--- What you should do ---
Find every line below that contains the word "JSON" and copy it out.

Records from a data source:
◆ ◆ ◆ ◆
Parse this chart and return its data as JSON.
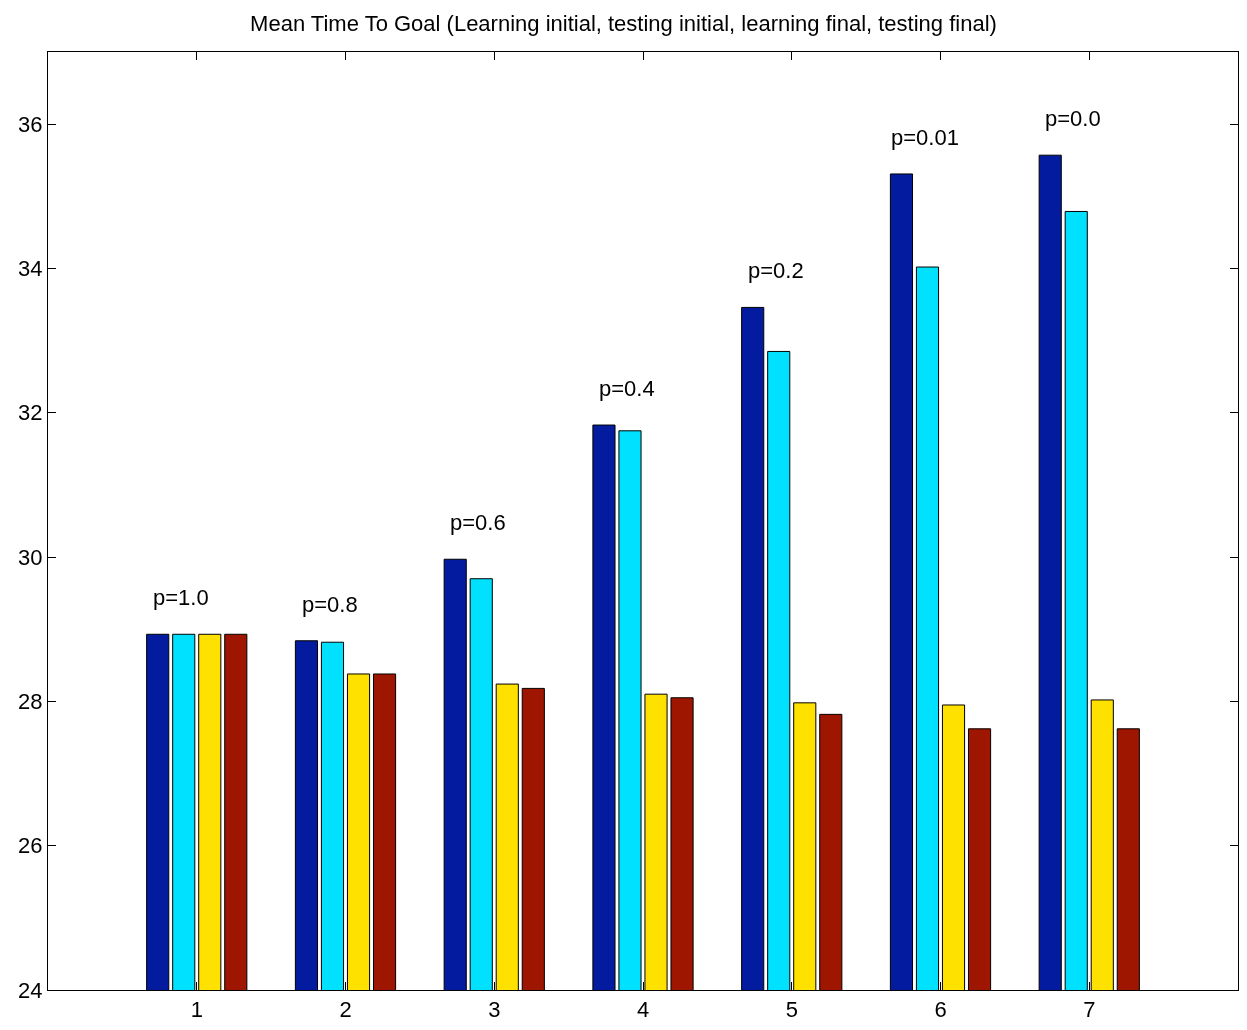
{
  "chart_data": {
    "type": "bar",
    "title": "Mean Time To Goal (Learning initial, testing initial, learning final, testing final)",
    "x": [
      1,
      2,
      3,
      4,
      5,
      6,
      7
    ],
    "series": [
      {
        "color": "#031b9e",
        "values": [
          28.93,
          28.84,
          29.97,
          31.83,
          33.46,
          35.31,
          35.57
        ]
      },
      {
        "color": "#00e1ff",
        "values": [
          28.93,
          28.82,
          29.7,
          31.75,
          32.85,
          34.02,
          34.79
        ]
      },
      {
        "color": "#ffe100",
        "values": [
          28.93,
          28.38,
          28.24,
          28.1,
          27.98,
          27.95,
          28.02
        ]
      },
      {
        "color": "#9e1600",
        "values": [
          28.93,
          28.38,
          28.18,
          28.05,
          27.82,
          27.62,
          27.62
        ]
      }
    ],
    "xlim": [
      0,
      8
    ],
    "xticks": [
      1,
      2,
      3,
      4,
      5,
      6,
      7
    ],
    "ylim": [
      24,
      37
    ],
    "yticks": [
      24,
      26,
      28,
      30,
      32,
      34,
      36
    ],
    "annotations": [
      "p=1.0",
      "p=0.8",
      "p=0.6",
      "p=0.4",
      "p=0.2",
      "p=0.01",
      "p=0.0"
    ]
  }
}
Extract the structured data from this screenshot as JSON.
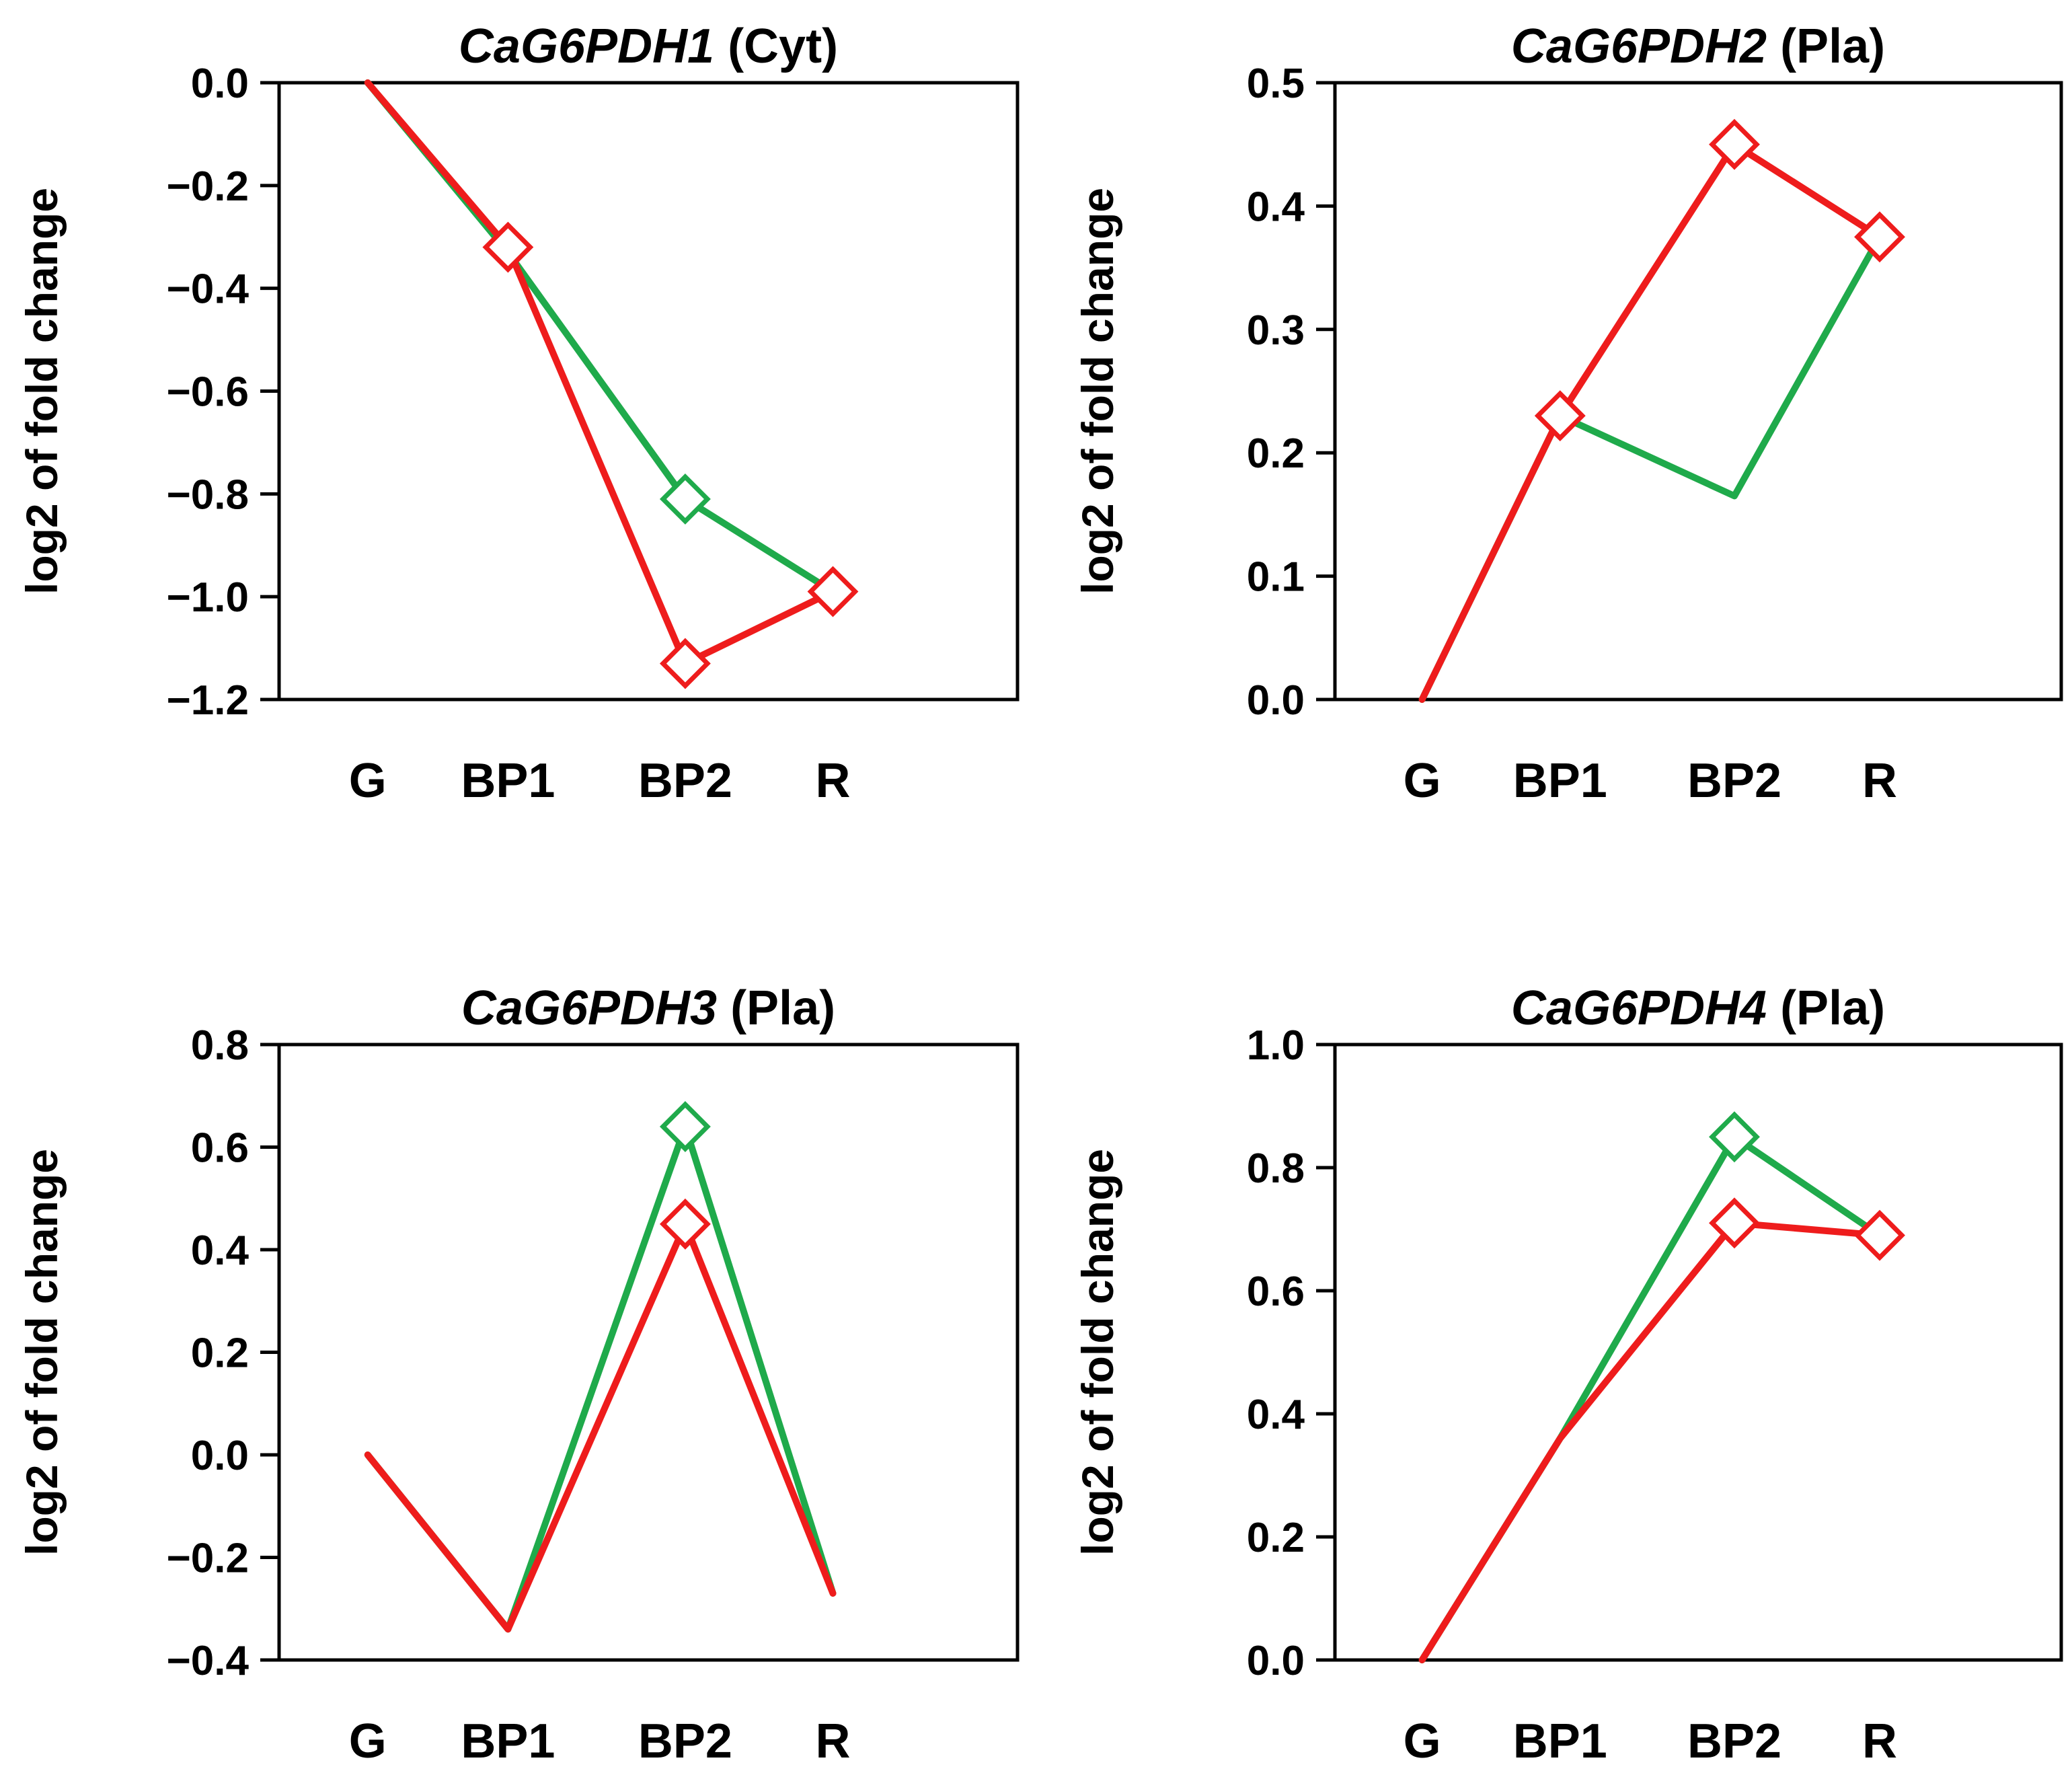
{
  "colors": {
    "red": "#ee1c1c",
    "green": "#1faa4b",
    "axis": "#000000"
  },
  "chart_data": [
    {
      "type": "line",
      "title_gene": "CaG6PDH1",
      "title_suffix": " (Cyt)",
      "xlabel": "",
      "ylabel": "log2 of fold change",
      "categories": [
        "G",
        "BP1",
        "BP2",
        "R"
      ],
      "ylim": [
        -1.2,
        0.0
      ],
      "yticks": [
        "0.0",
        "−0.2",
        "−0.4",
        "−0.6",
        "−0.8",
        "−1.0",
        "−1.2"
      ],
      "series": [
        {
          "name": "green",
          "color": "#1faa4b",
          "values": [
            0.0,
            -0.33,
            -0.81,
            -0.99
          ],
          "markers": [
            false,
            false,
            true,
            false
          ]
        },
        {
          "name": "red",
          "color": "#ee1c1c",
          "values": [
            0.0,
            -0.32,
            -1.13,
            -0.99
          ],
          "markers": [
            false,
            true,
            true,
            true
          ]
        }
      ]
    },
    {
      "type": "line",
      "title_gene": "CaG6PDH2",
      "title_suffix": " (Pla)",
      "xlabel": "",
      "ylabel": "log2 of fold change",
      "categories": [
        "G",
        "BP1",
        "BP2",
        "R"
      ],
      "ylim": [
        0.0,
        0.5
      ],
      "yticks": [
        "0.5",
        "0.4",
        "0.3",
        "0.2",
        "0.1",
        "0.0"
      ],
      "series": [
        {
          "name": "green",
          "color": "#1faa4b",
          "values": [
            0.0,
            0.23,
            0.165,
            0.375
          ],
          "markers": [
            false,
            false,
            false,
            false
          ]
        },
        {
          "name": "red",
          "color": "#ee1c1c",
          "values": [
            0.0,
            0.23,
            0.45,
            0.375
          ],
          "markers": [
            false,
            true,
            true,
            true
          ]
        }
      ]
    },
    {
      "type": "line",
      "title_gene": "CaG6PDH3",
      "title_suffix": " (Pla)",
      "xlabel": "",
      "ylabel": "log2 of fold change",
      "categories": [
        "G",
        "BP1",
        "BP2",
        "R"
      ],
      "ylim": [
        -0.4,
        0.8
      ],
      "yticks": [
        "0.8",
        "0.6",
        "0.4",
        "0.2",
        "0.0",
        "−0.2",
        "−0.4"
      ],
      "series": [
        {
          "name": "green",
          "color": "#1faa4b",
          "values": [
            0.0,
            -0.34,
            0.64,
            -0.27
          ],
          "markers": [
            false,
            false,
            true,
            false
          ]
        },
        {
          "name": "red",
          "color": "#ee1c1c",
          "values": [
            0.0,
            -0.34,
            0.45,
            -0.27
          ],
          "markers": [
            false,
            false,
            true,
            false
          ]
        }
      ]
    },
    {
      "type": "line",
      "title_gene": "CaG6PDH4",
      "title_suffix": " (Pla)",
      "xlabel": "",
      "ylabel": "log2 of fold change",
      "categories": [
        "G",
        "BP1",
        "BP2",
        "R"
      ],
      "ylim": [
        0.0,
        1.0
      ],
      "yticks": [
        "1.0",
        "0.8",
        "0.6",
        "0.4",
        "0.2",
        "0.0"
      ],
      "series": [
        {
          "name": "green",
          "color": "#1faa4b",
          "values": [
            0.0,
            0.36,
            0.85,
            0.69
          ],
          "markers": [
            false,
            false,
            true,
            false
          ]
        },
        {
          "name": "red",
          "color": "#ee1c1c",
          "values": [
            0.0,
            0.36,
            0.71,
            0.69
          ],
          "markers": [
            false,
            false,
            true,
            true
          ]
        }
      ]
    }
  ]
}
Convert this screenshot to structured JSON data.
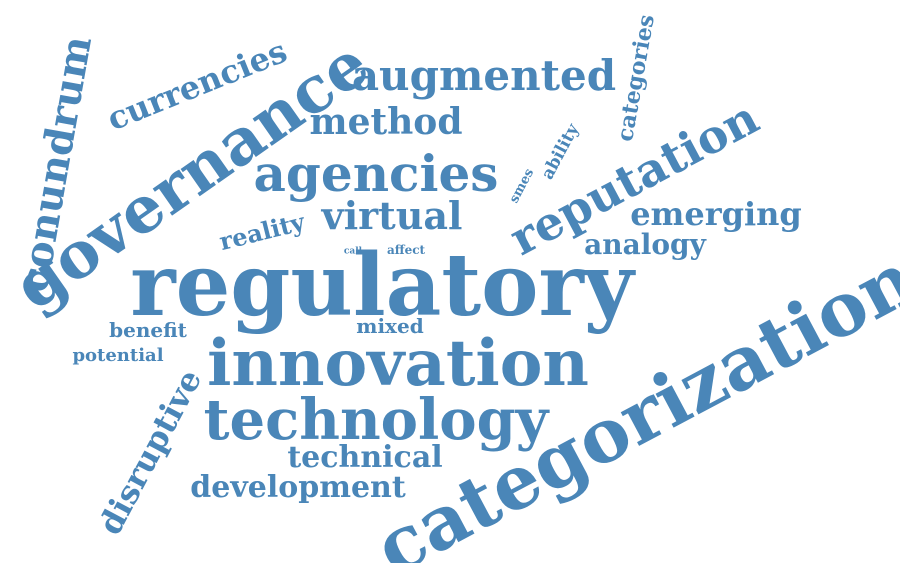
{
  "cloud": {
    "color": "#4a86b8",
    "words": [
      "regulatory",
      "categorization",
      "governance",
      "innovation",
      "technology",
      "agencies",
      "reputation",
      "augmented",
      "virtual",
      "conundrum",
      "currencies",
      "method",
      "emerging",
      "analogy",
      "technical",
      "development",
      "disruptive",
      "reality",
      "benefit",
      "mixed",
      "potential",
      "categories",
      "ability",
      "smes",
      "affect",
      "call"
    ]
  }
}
◆ ◆ ◆ ◆
--- Full solution ---
Parse this chart and return its data as JSON.
Extract the structured data from this screenshot as JSON.
Convert this screenshot to structured JSON data.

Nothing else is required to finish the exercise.